* **Record excerpts**
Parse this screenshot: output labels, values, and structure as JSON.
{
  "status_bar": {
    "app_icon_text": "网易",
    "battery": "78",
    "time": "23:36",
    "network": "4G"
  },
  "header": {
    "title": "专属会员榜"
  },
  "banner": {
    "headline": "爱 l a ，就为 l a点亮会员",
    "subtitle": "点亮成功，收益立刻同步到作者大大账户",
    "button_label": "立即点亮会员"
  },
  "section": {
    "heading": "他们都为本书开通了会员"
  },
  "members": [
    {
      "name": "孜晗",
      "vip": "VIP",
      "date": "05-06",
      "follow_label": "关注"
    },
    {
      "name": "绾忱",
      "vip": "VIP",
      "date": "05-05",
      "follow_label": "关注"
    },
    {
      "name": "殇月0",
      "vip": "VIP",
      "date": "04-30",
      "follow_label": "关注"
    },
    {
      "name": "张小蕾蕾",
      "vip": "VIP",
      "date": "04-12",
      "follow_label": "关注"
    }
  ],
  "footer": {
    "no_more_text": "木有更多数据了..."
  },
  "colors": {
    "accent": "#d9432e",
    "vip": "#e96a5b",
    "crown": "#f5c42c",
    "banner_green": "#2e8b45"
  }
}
--
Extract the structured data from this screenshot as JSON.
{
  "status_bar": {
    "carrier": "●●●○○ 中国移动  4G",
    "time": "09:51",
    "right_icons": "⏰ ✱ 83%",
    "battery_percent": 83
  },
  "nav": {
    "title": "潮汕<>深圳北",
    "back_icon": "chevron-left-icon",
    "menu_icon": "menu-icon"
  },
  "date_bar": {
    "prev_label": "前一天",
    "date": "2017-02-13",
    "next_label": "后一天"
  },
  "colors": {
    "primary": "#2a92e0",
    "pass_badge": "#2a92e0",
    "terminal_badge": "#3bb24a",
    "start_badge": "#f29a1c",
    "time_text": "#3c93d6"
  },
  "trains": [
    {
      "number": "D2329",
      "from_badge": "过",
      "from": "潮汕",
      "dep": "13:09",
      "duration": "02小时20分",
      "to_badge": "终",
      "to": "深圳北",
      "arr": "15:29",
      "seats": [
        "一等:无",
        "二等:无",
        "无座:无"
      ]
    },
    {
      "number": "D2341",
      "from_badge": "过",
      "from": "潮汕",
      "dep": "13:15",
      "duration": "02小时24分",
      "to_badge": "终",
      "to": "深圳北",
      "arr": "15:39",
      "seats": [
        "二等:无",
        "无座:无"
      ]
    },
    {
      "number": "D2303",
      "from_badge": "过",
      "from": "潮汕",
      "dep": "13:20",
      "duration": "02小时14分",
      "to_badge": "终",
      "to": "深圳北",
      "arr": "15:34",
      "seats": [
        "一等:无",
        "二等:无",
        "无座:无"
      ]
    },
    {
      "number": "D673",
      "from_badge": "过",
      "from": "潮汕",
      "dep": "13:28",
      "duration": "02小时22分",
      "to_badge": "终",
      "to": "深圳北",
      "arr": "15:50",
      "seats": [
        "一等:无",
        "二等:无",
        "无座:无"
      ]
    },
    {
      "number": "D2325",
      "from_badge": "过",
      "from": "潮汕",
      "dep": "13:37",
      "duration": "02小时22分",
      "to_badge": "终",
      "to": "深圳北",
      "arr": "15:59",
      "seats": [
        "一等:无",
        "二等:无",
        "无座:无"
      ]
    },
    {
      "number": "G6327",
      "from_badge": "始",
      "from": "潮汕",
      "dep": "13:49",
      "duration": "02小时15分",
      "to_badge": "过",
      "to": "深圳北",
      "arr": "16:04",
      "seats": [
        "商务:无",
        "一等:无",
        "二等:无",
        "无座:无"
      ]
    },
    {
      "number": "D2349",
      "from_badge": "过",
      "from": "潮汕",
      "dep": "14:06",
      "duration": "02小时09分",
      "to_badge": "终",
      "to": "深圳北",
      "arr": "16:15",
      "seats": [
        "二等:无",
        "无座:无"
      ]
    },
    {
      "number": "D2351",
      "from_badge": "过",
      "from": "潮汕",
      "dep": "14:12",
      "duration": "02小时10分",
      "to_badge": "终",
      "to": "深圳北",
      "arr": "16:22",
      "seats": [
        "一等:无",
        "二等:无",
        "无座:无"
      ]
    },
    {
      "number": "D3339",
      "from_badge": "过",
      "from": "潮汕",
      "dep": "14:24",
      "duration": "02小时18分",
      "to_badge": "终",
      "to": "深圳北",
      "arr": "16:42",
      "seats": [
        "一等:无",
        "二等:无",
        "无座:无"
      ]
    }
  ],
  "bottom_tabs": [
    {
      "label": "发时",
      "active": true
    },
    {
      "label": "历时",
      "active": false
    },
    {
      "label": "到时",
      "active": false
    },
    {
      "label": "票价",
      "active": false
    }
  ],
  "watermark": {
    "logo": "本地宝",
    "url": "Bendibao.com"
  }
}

* **Aim**
From the listing above, pick out each line where the word "this" appears.

* **Solution to the exercise**
Parse this screenshot: output labels, values, and structure as JSON.
Extract the structured data from this screenshot as JSON.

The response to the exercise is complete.